Retype all material exactly. Pictures stay out of the copy.

==== DATA SHOWN ====

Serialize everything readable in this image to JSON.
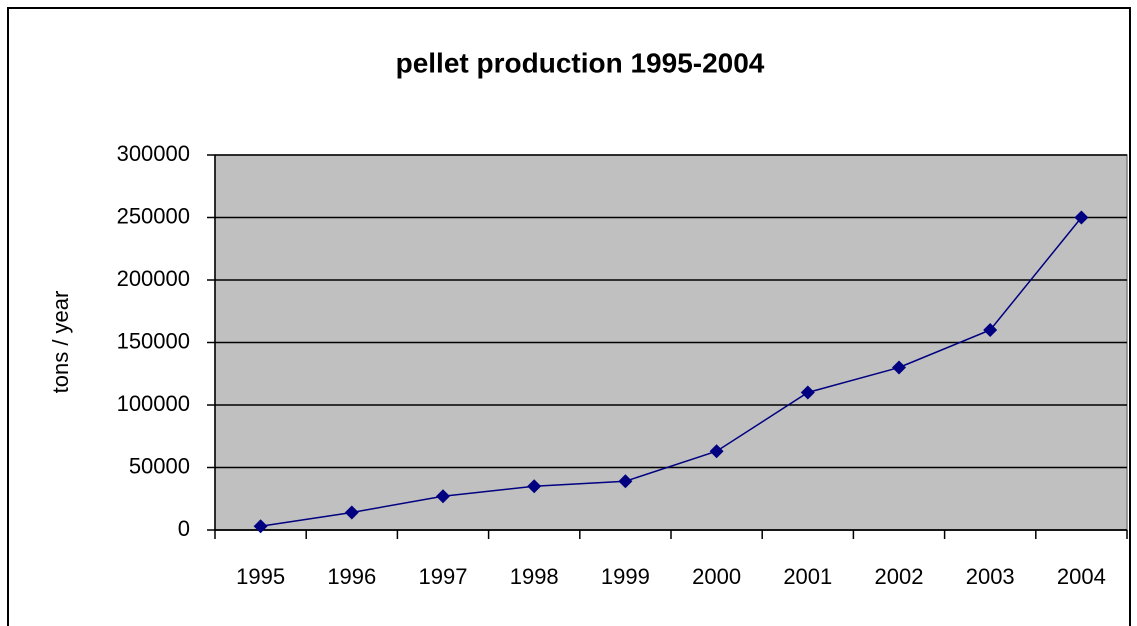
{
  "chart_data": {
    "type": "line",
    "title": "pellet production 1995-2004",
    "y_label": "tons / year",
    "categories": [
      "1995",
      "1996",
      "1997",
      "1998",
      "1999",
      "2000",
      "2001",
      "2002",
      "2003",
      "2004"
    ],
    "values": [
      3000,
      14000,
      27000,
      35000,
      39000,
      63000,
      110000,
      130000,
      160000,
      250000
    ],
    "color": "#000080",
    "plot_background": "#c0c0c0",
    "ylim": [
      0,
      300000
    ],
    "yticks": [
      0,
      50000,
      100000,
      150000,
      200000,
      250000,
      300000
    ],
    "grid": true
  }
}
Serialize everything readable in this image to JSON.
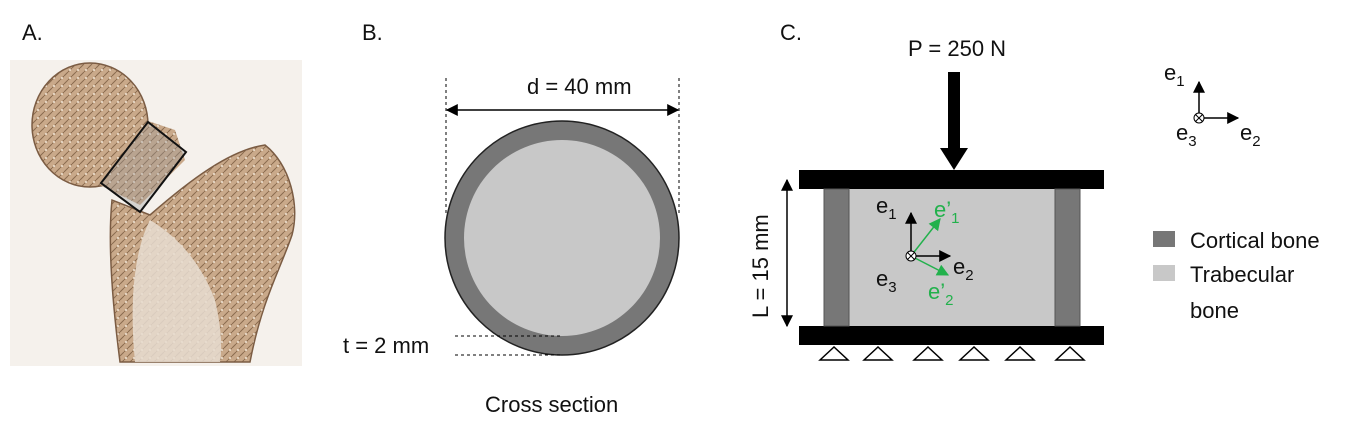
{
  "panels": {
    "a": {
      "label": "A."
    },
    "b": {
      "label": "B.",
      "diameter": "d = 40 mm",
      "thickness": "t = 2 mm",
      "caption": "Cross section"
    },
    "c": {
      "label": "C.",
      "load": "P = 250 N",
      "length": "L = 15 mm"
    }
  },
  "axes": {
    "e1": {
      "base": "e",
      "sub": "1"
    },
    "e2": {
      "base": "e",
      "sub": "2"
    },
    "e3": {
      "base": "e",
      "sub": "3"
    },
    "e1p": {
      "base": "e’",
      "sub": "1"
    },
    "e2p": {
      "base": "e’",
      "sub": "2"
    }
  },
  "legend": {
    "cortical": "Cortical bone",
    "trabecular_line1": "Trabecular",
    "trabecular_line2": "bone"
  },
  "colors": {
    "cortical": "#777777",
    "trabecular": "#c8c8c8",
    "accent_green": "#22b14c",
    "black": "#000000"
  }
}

====

WRITTEN RESPONSE >>
Serialize everything readable in this image to JSON.
{
  "chart_data": {
    "type": "line",
    "title": "pellet production 1995-2004",
    "y_label": "tons / year",
    "categories": [
      "1995",
      "1996",
      "1997",
      "1998",
      "1999",
      "2000",
      "2001",
      "2002",
      "2003",
      "2004"
    ],
    "values": [
      3000,
      14000,
      27000,
      35000,
      39000,
      63000,
      110000,
      130000,
      160000,
      250000
    ],
    "color": "#000080",
    "plot_background": "#c0c0c0",
    "ylim": [
      0,
      300000
    ],
    "yticks": [
      0,
      50000,
      100000,
      150000,
      200000,
      250000,
      300000
    ],
    "grid": true
  }
}
Serialize everything readable in this image to JSON.
{
  "panels": {
    "a": {
      "label": "A."
    },
    "b": {
      "label": "B.",
      "diameter": "d = 40 mm",
      "thickness": "t = 2 mm",
      "caption": "Cross section"
    },
    "c": {
      "label": "C.",
      "load": "P = 250 N",
      "length": "L = 15 mm"
    }
  },
  "axes": {
    "e1": {
      "base": "e",
      "sub": "1"
    },
    "e2": {
      "base": "e",
      "sub": "2"
    },
    "e3": {
      "base": "e",
      "sub": "3"
    },
    "e1p": {
      "base": "e’",
      "sub": "1"
    },
    "e2p": {
      "base": "e’",
      "sub": "2"
    }
  },
  "legend": {
    "cortical": "Cortical bone",
    "trabecular_line1": "Trabecular",
    "trabecular_line2": "bone"
  },
  "colors": {
    "cortical": "#777777",
    "trabecular": "#c8c8c8",
    "accent_green": "#22b14c",
    "black": "#000000"
  }
}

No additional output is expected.